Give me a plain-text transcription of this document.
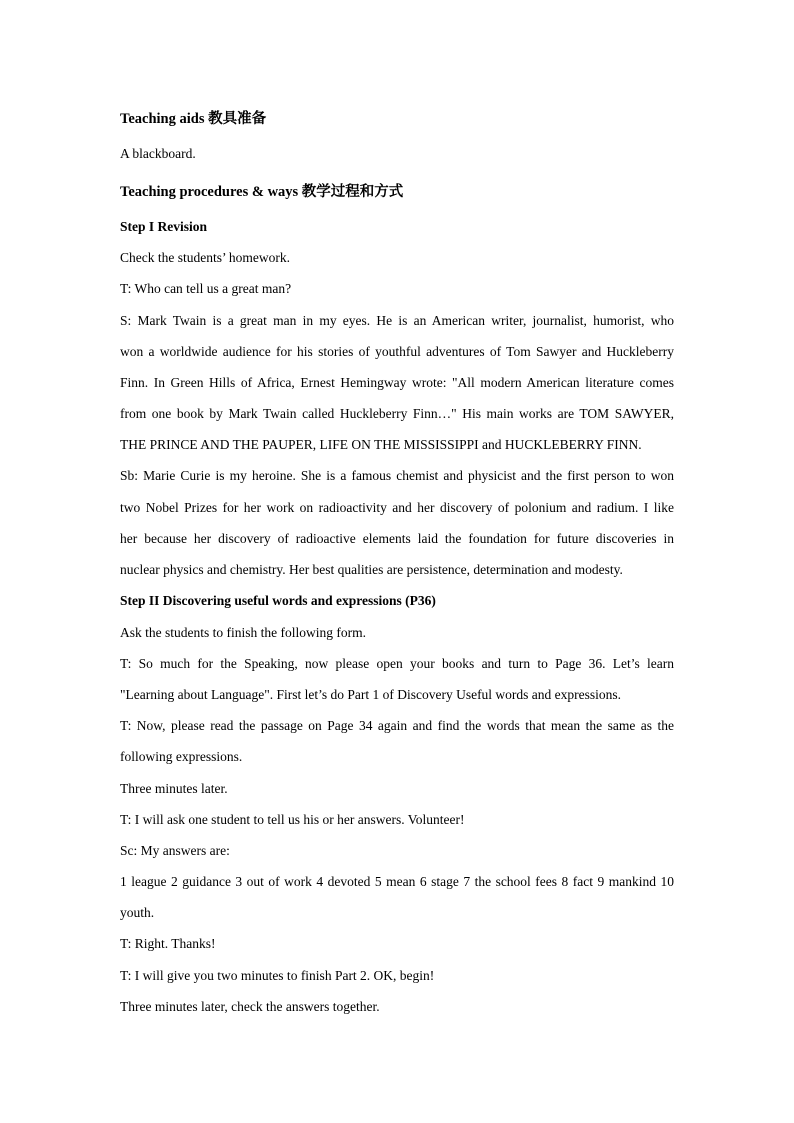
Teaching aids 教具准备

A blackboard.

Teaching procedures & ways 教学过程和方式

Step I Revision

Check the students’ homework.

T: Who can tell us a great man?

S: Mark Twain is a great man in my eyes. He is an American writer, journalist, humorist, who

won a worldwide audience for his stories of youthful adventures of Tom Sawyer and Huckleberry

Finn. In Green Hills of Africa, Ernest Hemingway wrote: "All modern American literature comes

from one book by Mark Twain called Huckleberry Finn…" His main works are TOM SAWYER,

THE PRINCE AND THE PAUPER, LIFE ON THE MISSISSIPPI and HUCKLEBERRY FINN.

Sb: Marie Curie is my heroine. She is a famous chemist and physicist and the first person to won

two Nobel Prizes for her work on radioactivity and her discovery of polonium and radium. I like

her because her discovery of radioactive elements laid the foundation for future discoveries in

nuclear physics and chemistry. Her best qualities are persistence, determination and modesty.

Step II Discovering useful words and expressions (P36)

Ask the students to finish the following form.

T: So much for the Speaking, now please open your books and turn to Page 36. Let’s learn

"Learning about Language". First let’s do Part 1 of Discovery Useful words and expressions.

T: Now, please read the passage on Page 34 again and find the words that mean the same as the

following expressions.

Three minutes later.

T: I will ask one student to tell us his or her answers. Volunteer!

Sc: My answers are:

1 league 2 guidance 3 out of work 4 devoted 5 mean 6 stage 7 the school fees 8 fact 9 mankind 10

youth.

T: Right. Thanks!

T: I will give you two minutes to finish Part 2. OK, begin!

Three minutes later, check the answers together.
◇ ◇ ◇ ◇ ◇ ◇ ◇
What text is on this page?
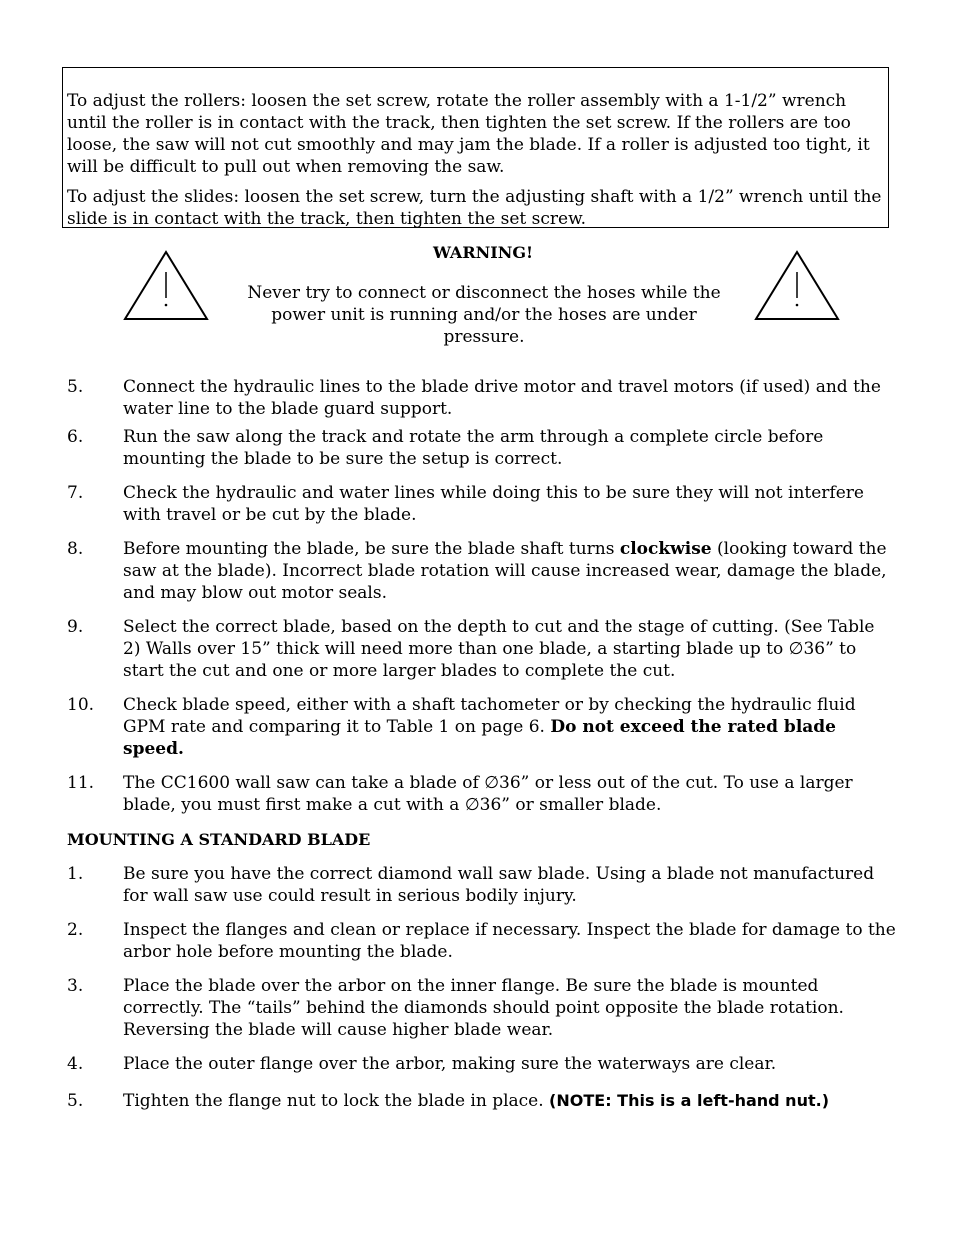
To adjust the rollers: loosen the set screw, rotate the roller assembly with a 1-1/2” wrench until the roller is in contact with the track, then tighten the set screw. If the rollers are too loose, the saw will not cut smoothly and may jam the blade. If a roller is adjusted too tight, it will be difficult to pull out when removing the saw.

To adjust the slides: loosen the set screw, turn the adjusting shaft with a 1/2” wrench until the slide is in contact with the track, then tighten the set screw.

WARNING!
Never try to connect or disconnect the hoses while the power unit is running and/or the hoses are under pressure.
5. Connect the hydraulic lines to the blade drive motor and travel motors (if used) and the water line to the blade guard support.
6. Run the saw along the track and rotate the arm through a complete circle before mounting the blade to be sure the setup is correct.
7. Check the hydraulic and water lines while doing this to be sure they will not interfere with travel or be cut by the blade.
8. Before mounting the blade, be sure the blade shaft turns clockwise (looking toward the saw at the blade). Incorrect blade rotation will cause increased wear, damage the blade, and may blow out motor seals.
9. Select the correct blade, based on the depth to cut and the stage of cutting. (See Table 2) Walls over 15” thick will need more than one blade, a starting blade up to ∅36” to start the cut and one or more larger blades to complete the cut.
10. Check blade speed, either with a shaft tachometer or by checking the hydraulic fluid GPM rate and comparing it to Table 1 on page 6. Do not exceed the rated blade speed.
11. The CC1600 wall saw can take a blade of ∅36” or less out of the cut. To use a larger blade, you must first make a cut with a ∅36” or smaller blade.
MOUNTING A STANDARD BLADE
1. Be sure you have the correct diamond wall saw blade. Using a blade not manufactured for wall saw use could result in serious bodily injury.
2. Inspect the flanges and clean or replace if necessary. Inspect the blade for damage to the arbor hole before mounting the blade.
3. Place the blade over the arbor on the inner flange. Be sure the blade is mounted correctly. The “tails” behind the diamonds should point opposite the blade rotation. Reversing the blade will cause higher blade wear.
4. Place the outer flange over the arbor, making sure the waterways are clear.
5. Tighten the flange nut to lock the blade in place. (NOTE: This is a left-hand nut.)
◇ ◇ ◇ ◇ ◇ ◇ ◇
WRITTEN EXERCISE >> Isolate each line of the listing above that includes "expressions". Copy it.

ANSWER FOR THE TASK >>
Step II Discovering useful words and expressions (P36)
"Learning about Language". First let’s do Part 1 of Discovery Useful words and expressions.
following expressions.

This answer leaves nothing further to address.